Set task: Below are some records; give them all again exactly, but not the pictures.

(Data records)
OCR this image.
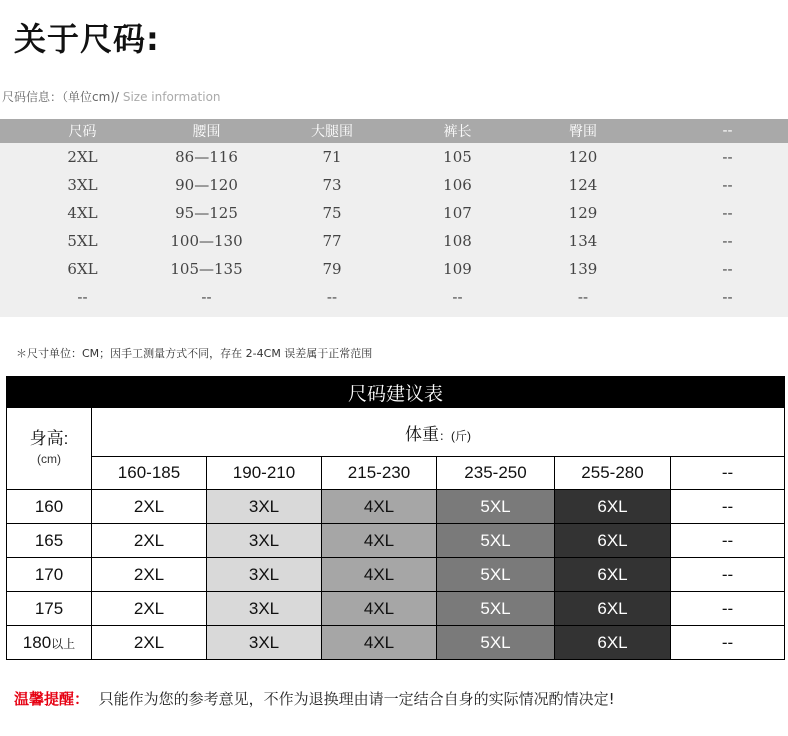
关于尺码:
尺码信息：（单位cm)/ Size information
尺码	腰围	大腿围	裤长	臀围	--
2XL	86—116	71	105	120	--
3XL	90—120	73	106	124	--
4XL	95—125	75	107	129	--
5XL	100—130	77	108	134	--
6XL	105—135	79	109	139	--
--	--	--	--	--	--
＊尺寸单位：CM；因手工测量方式不同，存在 2-4CM 误差属于正常范围
尺码建议表						

身高:
(cm)	体重：(斤)					
	160-185	190-210	215-230	235-250	255-280	--
160	2XL	3XL	4XL	5XL	6XL	--
165	2XL	3XL	4XL	5XL	6XL	--
170	2XL	3XL	4XL	5XL	6XL	--
175	2XL	3XL	4XL	5XL	6XL	--
180以上	2XL	3XL	4XL	5XL	6XL	--
温馨提醒： 只能作为您的参考意见，不作为退换理由请一定结合自身的实际情况酌情决定!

Response below:
OCR this image.
关于尺码:
尺码信息：（单位cm)/ Size information
尺码	腰围	大腿围	裤长	臀围	--
2XL	86—116	71	105	120	--
3XL	90—120	73	106	124	--
4XL	95—125	75	107	129	--
5XL	100—130	77	108	134	--
6XL	105—135	79	109	139	--
--	--	--	--	--	--
＊尺寸单位：CM；因手工测量方式不同，存在 2-4CM 误差属于正常范围
尺码建议表						

身高:
(cm)	体重：(斤)					
	160-185	190-210	215-230	235-250	255-280	--
160	2XL	3XL	4XL	5XL	6XL	--
165	2XL	3XL	4XL	5XL	6XL	--
170	2XL	3XL	4XL	5XL	6XL	--
175	2XL	3XL	4XL	5XL	6XL	--
180以上	2XL	3XL	4XL	5XL	6XL	--
温馨提醒： 只能作为您的参考意见，不作为退换理由请一定结合自身的实际情况酌情决定!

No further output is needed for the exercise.